** START RAW DATA **
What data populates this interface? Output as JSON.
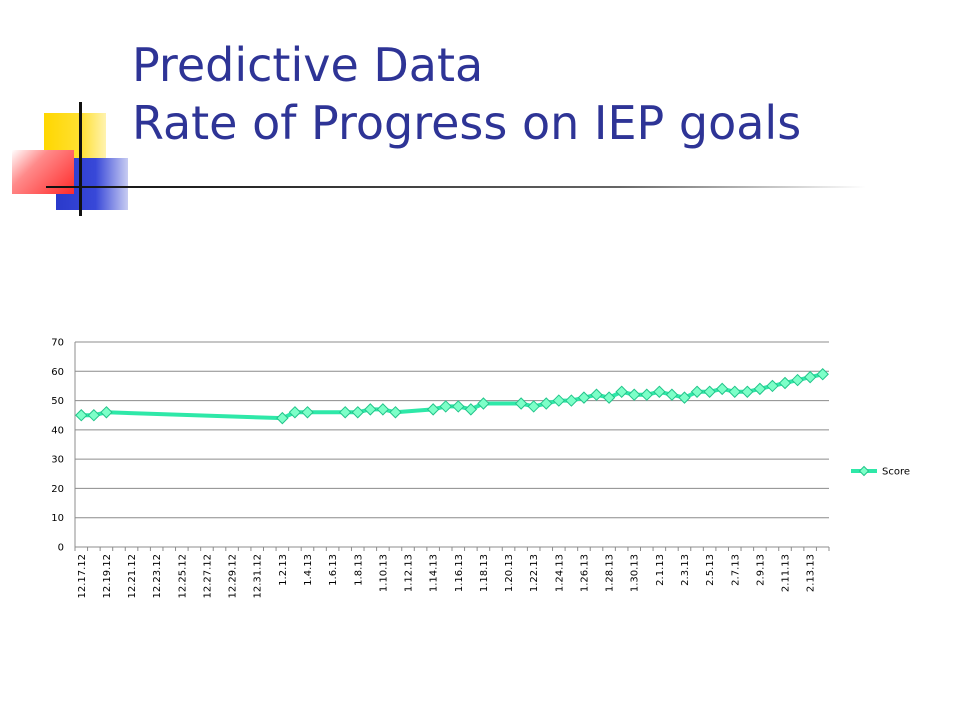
{
  "slide": {
    "title_line1": "Predictive Data",
    "title_line2": "Rate of Progress on IEP goals",
    "colors": {
      "title": "#2e3496",
      "series": "#2ee8a8",
      "marker": "#7dffc8"
    }
  },
  "chart_data": {
    "type": "line",
    "title": "",
    "xlabel": "",
    "ylabel": "",
    "ylim": [
      0,
      70
    ],
    "yticks": [
      0,
      10,
      20,
      30,
      40,
      50,
      60,
      70
    ],
    "grid": true,
    "legend_position": "right",
    "categories": [
      "12.17.12",
      "12.18.12",
      "12.19.12",
      "12.20.12",
      "12.21.12",
      "12.22.12",
      "12.23.12",
      "12.24.12",
      "12.25.12",
      "12.26.12",
      "12.27.12",
      "12.28.12",
      "12.29.12",
      "12.30.12",
      "12.31.12",
      "1.1.13",
      "1.2.13",
      "1.3.13",
      "1.4.13",
      "1.5.13",
      "1.6.13",
      "1.7.13",
      "1.8.13",
      "1.9.13",
      "1.10.13",
      "1.11.13",
      "1.12.13",
      "1.13.13",
      "1.14.13",
      "1.15.13",
      "1.16.13",
      "1.17.13",
      "1.18.13",
      "1.19.13",
      "1.20.13",
      "1.21.13",
      "1.22.13",
      "1.23.13",
      "1.24.13",
      "1.25.13",
      "1.26.13",
      "1.27.13",
      "1.28.13",
      "1.29.13",
      "1.30.13",
      "1.31.13",
      "2.1.13",
      "2.2.13",
      "2.3.13",
      "2.4.13",
      "2.5.13",
      "2.6.13",
      "2.7.13",
      "2.8.13",
      "2.9.13",
      "2.10.13",
      "2.11.13",
      "2.12.13",
      "2.13.13",
      "2.14.13"
    ],
    "tick_labels": [
      "12.17.12",
      "12.19.12",
      "12.21.12",
      "12.23.12",
      "12.25.12",
      "12.27.12",
      "12.29.12",
      "12.31.12",
      "1.2.13",
      "1.4.13",
      "1.6.13",
      "1.8.13",
      "1.10.13",
      "1.12.13",
      "1.14.13",
      "1.16.13",
      "1.18.13",
      "1.20.13",
      "1.22.13",
      "1.24.13",
      "1.26.13",
      "1.28.13",
      "1.30.13",
      "2.1.13",
      "2.3.13",
      "2.5.13",
      "2.7.13",
      "2.9.13",
      "2.11.13",
      "2.13.13"
    ],
    "series": [
      {
        "name": "Score",
        "color": "#2ee8a8",
        "points": [
          [
            "12.17.12",
            45
          ],
          [
            "12.18.12",
            45
          ],
          [
            "12.19.12",
            46
          ],
          [
            "1.2.13",
            44
          ],
          [
            "1.3.13",
            46
          ],
          [
            "1.4.13",
            46
          ],
          [
            "1.7.13",
            46
          ],
          [
            "1.8.13",
            46
          ],
          [
            "1.9.13",
            47
          ],
          [
            "1.10.13",
            47
          ],
          [
            "1.11.13",
            46
          ],
          [
            "1.14.13",
            47
          ],
          [
            "1.15.13",
            48
          ],
          [
            "1.16.13",
            48
          ],
          [
            "1.17.13",
            47
          ],
          [
            "1.18.13",
            49
          ],
          [
            "1.21.13",
            49
          ],
          [
            "1.22.13",
            48
          ],
          [
            "1.23.13",
            49
          ],
          [
            "1.24.13",
            50
          ],
          [
            "1.25.13",
            50
          ],
          [
            "1.26.13",
            51
          ],
          [
            "1.27.13",
            52
          ],
          [
            "1.28.13",
            51
          ],
          [
            "1.29.13",
            53
          ],
          [
            "1.30.13",
            52
          ],
          [
            "1.31.13",
            52
          ],
          [
            "2.1.13",
            53
          ],
          [
            "2.2.13",
            52
          ],
          [
            "2.3.13",
            51
          ],
          [
            "2.4.13",
            53
          ],
          [
            "2.5.13",
            53
          ],
          [
            "2.6.13",
            54
          ],
          [
            "2.7.13",
            53
          ],
          [
            "2.8.13",
            53
          ],
          [
            "2.9.13",
            54
          ],
          [
            "2.10.13",
            55
          ],
          [
            "2.11.13",
            56
          ],
          [
            "2.12.13",
            57
          ],
          [
            "2.13.13",
            58
          ],
          [
            "2.14.13",
            59
          ]
        ]
      }
    ]
  }
}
** END RAW DATA **
SHORT EXERCISE
Images must not appear in the copy; reproduce everything else in the records verbatim.

ANSWER TO THIS EXERCISE
What data populates this interface? Output as JSON.
{
  "slide": {
    "title_line1": "Predictive Data",
    "title_line2": "Rate of Progress on IEP goals",
    "colors": {
      "title": "#2e3496",
      "series": "#2ee8a8",
      "marker": "#7dffc8"
    }
  },
  "chart_data": {
    "type": "line",
    "title": "",
    "xlabel": "",
    "ylabel": "",
    "ylim": [
      0,
      70
    ],
    "yticks": [
      0,
      10,
      20,
      30,
      40,
      50,
      60,
      70
    ],
    "grid": true,
    "legend_position": "right",
    "categories": [
      "12.17.12",
      "12.18.12",
      "12.19.12",
      "12.20.12",
      "12.21.12",
      "12.22.12",
      "12.23.12",
      "12.24.12",
      "12.25.12",
      "12.26.12",
      "12.27.12",
      "12.28.12",
      "12.29.12",
      "12.30.12",
      "12.31.12",
      "1.1.13",
      "1.2.13",
      "1.3.13",
      "1.4.13",
      "1.5.13",
      "1.6.13",
      "1.7.13",
      "1.8.13",
      "1.9.13",
      "1.10.13",
      "1.11.13",
      "1.12.13",
      "1.13.13",
      "1.14.13",
      "1.15.13",
      "1.16.13",
      "1.17.13",
      "1.18.13",
      "1.19.13",
      "1.20.13",
      "1.21.13",
      "1.22.13",
      "1.23.13",
      "1.24.13",
      "1.25.13",
      "1.26.13",
      "1.27.13",
      "1.28.13",
      "1.29.13",
      "1.30.13",
      "1.31.13",
      "2.1.13",
      "2.2.13",
      "2.3.13",
      "2.4.13",
      "2.5.13",
      "2.6.13",
      "2.7.13",
      "2.8.13",
      "2.9.13",
      "2.10.13",
      "2.11.13",
      "2.12.13",
      "2.13.13",
      "2.14.13"
    ],
    "tick_labels": [
      "12.17.12",
      "12.19.12",
      "12.21.12",
      "12.23.12",
      "12.25.12",
      "12.27.12",
      "12.29.12",
      "12.31.12",
      "1.2.13",
      "1.4.13",
      "1.6.13",
      "1.8.13",
      "1.10.13",
      "1.12.13",
      "1.14.13",
      "1.16.13",
      "1.18.13",
      "1.20.13",
      "1.22.13",
      "1.24.13",
      "1.26.13",
      "1.28.13",
      "1.30.13",
      "2.1.13",
      "2.3.13",
      "2.5.13",
      "2.7.13",
      "2.9.13",
      "2.11.13",
      "2.13.13"
    ],
    "series": [
      {
        "name": "Score",
        "color": "#2ee8a8",
        "points": [
          [
            "12.17.12",
            45
          ],
          [
            "12.18.12",
            45
          ],
          [
            "12.19.12",
            46
          ],
          [
            "1.2.13",
            44
          ],
          [
            "1.3.13",
            46
          ],
          [
            "1.4.13",
            46
          ],
          [
            "1.7.13",
            46
          ],
          [
            "1.8.13",
            46
          ],
          [
            "1.9.13",
            47
          ],
          [
            "1.10.13",
            47
          ],
          [
            "1.11.13",
            46
          ],
          [
            "1.14.13",
            47
          ],
          [
            "1.15.13",
            48
          ],
          [
            "1.16.13",
            48
          ],
          [
            "1.17.13",
            47
          ],
          [
            "1.18.13",
            49
          ],
          [
            "1.21.13",
            49
          ],
          [
            "1.22.13",
            48
          ],
          [
            "1.23.13",
            49
          ],
          [
            "1.24.13",
            50
          ],
          [
            "1.25.13",
            50
          ],
          [
            "1.26.13",
            51
          ],
          [
            "1.27.13",
            52
          ],
          [
            "1.28.13",
            51
          ],
          [
            "1.29.13",
            53
          ],
          [
            "1.30.13",
            52
          ],
          [
            "1.31.13",
            52
          ],
          [
            "2.1.13",
            53
          ],
          [
            "2.2.13",
            52
          ],
          [
            "2.3.13",
            51
          ],
          [
            "2.4.13",
            53
          ],
          [
            "2.5.13",
            53
          ],
          [
            "2.6.13",
            54
          ],
          [
            "2.7.13",
            53
          ],
          [
            "2.8.13",
            53
          ],
          [
            "2.9.13",
            54
          ],
          [
            "2.10.13",
            55
          ],
          [
            "2.11.13",
            56
          ],
          [
            "2.12.13",
            57
          ],
          [
            "2.13.13",
            58
          ],
          [
            "2.14.13",
            59
          ]
        ]
      }
    ]
  }
}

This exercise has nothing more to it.